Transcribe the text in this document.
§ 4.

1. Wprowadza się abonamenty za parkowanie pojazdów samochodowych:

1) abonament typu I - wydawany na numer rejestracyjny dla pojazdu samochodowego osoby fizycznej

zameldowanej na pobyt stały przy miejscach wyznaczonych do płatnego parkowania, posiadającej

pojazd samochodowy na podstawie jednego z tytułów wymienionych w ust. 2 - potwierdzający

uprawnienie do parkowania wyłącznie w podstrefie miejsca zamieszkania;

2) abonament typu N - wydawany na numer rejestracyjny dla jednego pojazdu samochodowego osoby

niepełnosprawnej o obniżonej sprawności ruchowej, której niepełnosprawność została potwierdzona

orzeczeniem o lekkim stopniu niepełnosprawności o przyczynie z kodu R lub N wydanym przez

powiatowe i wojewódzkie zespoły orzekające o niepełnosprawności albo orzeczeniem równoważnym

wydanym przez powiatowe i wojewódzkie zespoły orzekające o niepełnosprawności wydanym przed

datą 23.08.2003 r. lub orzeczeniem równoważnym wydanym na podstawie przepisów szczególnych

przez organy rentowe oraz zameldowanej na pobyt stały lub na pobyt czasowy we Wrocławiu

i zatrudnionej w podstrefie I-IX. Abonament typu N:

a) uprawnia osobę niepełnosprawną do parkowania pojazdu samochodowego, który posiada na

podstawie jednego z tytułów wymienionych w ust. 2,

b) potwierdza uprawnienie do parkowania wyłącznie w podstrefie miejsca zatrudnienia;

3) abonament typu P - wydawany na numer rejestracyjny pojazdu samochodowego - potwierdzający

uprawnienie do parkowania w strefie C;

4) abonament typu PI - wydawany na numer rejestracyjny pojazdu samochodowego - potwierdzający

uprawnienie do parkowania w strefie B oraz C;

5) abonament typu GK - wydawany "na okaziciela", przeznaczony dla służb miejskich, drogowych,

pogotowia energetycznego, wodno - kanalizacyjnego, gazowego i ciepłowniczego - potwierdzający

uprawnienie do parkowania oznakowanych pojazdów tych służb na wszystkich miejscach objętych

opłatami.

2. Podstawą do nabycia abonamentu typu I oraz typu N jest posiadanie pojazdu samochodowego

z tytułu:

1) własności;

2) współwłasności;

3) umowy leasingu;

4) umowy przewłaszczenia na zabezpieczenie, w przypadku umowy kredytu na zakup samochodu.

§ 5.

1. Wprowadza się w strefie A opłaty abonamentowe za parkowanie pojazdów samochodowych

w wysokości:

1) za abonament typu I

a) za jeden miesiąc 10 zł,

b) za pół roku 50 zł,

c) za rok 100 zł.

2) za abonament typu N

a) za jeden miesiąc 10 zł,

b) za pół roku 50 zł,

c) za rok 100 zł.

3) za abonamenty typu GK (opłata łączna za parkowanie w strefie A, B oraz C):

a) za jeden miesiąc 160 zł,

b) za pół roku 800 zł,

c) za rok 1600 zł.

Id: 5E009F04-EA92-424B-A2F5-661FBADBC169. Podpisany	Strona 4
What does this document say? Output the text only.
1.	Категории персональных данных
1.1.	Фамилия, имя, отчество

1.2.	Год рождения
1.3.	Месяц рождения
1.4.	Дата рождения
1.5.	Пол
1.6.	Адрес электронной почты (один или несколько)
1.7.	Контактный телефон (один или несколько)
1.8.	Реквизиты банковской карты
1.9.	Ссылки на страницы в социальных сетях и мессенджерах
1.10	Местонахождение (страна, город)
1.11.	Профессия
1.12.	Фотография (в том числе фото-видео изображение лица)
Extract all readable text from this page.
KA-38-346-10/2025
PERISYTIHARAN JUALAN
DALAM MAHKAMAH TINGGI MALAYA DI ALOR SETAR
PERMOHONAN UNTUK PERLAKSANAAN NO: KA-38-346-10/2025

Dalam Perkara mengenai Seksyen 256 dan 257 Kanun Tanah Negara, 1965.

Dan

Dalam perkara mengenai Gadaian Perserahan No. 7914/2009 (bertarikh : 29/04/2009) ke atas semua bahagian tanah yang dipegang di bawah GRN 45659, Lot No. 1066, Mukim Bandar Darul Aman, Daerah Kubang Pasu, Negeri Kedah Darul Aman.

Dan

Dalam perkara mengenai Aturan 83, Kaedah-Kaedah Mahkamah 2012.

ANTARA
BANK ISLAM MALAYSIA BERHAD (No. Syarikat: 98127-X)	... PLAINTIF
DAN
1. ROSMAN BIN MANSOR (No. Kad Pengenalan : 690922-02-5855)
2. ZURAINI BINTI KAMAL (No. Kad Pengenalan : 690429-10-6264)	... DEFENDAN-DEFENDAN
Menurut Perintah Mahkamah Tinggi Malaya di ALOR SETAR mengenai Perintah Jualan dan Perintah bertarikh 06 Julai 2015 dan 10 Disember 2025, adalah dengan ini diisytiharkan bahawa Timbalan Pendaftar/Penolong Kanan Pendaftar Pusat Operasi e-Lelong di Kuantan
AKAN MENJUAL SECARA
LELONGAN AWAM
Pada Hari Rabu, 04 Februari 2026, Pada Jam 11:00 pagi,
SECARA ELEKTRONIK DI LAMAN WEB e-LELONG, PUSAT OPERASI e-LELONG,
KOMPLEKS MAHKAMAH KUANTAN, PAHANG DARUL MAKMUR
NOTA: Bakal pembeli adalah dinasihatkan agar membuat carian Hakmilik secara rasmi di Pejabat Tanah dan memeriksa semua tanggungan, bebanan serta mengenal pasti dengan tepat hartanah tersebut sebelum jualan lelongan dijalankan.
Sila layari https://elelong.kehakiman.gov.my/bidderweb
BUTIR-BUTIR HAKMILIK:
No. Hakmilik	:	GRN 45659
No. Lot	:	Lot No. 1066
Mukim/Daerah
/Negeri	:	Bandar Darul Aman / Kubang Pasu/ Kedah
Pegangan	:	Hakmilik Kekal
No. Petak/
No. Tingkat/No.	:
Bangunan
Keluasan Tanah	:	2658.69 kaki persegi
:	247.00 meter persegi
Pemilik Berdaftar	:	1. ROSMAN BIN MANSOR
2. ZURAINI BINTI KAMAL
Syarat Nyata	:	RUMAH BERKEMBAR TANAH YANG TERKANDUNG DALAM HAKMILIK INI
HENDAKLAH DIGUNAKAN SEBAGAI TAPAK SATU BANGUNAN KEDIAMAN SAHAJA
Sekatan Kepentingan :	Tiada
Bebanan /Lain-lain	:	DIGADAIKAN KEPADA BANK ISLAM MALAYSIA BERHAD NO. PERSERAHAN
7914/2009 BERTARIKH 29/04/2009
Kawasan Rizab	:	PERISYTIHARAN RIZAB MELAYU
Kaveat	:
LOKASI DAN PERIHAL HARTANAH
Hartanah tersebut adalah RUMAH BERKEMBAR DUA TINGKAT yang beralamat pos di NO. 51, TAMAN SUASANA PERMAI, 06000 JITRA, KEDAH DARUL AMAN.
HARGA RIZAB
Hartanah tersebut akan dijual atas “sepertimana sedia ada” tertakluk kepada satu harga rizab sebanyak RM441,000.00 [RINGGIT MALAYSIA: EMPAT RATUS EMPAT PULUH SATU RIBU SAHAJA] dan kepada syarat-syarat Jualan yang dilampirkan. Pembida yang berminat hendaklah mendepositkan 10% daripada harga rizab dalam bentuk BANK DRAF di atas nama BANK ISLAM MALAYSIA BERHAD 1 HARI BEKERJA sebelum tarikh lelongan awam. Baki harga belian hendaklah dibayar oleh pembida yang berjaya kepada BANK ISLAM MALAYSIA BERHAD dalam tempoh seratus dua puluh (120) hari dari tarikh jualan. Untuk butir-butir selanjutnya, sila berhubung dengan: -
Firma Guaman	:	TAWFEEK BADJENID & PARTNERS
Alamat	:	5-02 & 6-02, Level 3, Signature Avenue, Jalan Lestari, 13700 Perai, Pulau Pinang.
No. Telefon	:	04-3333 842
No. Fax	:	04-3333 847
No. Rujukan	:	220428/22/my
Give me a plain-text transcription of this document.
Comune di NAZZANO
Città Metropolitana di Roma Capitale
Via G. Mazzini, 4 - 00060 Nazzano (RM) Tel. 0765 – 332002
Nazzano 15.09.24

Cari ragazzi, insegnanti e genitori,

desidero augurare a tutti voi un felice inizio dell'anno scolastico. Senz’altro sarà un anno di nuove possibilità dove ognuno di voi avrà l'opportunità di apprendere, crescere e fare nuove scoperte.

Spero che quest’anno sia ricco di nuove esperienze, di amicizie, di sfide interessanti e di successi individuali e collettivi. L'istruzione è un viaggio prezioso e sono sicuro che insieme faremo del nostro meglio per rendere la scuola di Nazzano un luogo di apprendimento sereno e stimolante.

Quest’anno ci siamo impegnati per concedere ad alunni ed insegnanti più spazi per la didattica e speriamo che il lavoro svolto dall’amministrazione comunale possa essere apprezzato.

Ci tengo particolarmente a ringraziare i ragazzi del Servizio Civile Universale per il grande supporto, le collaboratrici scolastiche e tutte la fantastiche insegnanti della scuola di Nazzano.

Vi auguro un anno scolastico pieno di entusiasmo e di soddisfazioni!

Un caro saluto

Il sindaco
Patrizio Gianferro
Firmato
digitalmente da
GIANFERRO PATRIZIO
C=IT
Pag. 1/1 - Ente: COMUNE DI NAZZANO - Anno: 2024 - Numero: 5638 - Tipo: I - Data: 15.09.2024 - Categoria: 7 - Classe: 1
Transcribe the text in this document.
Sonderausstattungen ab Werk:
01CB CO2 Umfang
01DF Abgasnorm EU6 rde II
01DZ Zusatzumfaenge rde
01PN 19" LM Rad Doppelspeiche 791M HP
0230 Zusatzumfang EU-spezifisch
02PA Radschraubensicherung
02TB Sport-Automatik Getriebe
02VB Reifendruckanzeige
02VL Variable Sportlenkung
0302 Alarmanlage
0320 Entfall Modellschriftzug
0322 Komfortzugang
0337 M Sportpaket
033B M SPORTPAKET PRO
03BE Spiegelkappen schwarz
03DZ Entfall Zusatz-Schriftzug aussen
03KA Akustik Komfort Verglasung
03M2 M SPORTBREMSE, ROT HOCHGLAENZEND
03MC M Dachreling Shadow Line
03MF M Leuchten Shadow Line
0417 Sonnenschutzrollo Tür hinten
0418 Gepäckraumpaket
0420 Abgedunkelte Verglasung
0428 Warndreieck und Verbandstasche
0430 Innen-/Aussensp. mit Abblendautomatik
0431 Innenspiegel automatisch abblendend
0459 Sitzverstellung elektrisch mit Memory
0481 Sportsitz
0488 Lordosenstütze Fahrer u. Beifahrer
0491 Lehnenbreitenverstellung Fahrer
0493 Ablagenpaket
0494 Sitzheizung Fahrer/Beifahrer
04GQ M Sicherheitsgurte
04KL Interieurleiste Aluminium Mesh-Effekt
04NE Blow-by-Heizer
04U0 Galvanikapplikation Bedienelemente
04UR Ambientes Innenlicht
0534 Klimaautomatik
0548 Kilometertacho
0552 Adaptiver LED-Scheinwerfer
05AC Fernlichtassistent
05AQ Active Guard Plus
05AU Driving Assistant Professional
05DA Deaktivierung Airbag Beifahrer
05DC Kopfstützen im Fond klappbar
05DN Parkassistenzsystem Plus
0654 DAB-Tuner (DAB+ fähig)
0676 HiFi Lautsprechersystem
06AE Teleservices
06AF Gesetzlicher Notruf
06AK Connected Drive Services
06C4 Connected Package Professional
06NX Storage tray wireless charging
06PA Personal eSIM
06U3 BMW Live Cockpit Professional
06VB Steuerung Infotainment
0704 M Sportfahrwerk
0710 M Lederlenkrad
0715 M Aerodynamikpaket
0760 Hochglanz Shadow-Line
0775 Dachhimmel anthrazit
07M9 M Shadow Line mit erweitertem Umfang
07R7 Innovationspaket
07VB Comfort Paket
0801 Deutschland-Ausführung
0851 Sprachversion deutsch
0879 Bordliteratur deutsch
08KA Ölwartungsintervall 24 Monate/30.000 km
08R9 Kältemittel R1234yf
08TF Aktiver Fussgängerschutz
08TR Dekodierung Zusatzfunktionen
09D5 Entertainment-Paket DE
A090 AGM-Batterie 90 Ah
════════════════════
YOUR INSTRUCTIONS:
Go through the listing above and list every line that has the word "ragazzi".

TASK RESPONSE:
Cari ragazzi, insegnanti e genitori,
Ci tengo particolarmente a ringraziare i ragazzi del Servizio Civile Universale per il grande supporto, le collaboratrici scolastiche e tutte la fantastiche insegnanti della scuola di Nazzano.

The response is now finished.